**Data for processing**
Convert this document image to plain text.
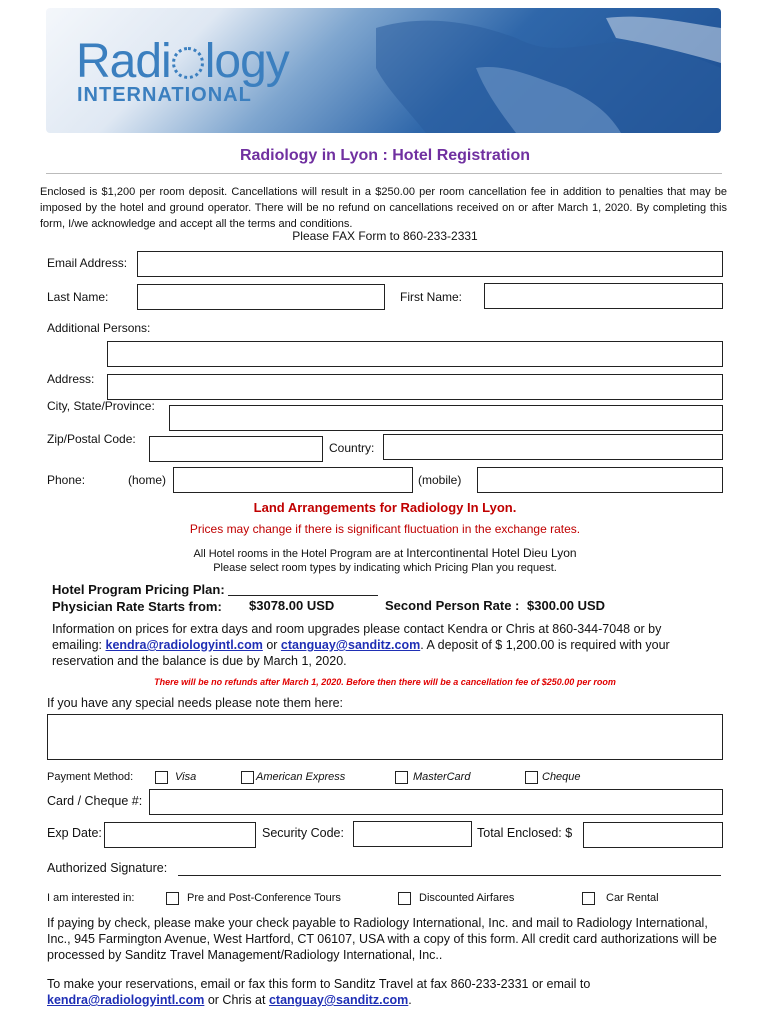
Radi logy
INTERNATIONAL
Radiology in Lyon : Hotel Registration
Enclosed is $1,200 per room deposit. Cancellations will result in a $250.00 per room cancellation fee in addition to penalties that may be imposed by the hotel and ground operator. There will be no refund on cancellations received on or after March 1, 2020. By completing this form, I/we acknowledge and accept all the terms and conditions.
Please FAX Form to 860-233-2331
Email Address:
Last Name:	First Name:
Additional Persons:
Address:
City, State/Province:
Zip/Postal Code:
Country:
Phone:	(home)	(mobile)
Land Arrangements for Radiology In Lyon.
Prices may change if there is significant fluctuation in the exchange rates.
All Hotel rooms in the Hotel Program are at Intercontinental Hotel Dieu Lyon
Please select room types by indicating which Pricing Plan you request.
Hotel Program Pricing Plan:
Physician Rate Starts from: $3078.00 USD	Second Person Rate : $300.00 USD
Information on prices for extra days and room upgrades please contact Kendra or Chris at 860-344-7048 or by
emailing: kendra@radiologyintl.com or ctanguay@sanditz.com. A deposit of $ 1,200.00 is required with your
reservation and the balance is due by March 1, 2020.
There will be no refunds after March 1, 2020. Before then there will be a cancellation fee of $250.00 per room
If you have any special needs please note them here:
Payment Method:	Visa	American Express	MasterCard	Cheque
Card / Cheque #:
Exp Date:	Security Code:	Total Enclosed: $
Authorized Signature:
I am interested in:	Pre and Post-Conference Tours	Discounted Airfares	Car Rental
If paying by check, please make your check payable to Radiology International, Inc. and mail to Radiology International, Inc., 945 Farmington Avenue, West Hartford, CT 06107, USA with a copy of this form. All credit card authorizations will be processed by Sanditz Travel Management/Radiology International, Inc..
To make your reservations, email or fax this form to Sanditz Travel at fax 860-233-2331 or email to
kendra@radiologyintl.com or Chris at ctanguay@sanditz.com.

**Goal of the exercise**
Drop the images and quote the entries word for word.

**Correct response**
Convert this document image to plain text.
Radi logy
INTERNATIONAL
Radiology in Lyon : Hotel Registration
Enclosed is $1,200 per room deposit. Cancellations will result in a $250.00 per room cancellation fee in addition to penalties that may be imposed by the hotel and ground operator. There will be no refund on cancellations received on or after March 1, 2020. By completing this form, I/we acknowledge and accept all the terms and conditions.
Please FAX Form to 860-233-2331
Email Address:
Last Name:	First Name:
Additional Persons:
Address:
City, State/Province:
Zip/Postal Code:
Country:
Phone:	(home)	(mobile)
Land Arrangements for Radiology In Lyon.
Prices may change if there is significant fluctuation in the exchange rates.
All Hotel rooms in the Hotel Program are at Intercontinental Hotel Dieu Lyon
Please select room types by indicating which Pricing Plan you request.
Hotel Program Pricing Plan:
Physician Rate Starts from: $3078.00 USD	Second Person Rate : $300.00 USD
Information on prices for extra days and room upgrades please contact Kendra or Chris at 860-344-7048 or by
emailing: kendra@radiologyintl.com or ctanguay@sanditz.com. A deposit of $ 1,200.00 is required with your
reservation and the balance is due by March 1, 2020.
There will be no refunds after March 1, 2020. Before then there will be a cancellation fee of $250.00 per room
If you have any special needs please note them here:
Payment Method:	Visa	American Express	MasterCard	Cheque
Card / Cheque #:
Exp Date:	Security Code:	Total Enclosed: $
Authorized Signature:
I am interested in:	Pre and Post-Conference Tours	Discounted Airfares	Car Rental
If paying by check, please make your check payable to Radiology International, Inc. and mail to Radiology International, Inc., 945 Farmington Avenue, West Hartford, CT 06107, USA with a copy of this form. All credit card authorizations will be processed by Sanditz Travel Management/Radiology International, Inc..
To make your reservations, email or fax this form to Sanditz Travel at fax 860-233-2331 or email to
kendra@radiologyintl.com or Chris at ctanguay@sanditz.com.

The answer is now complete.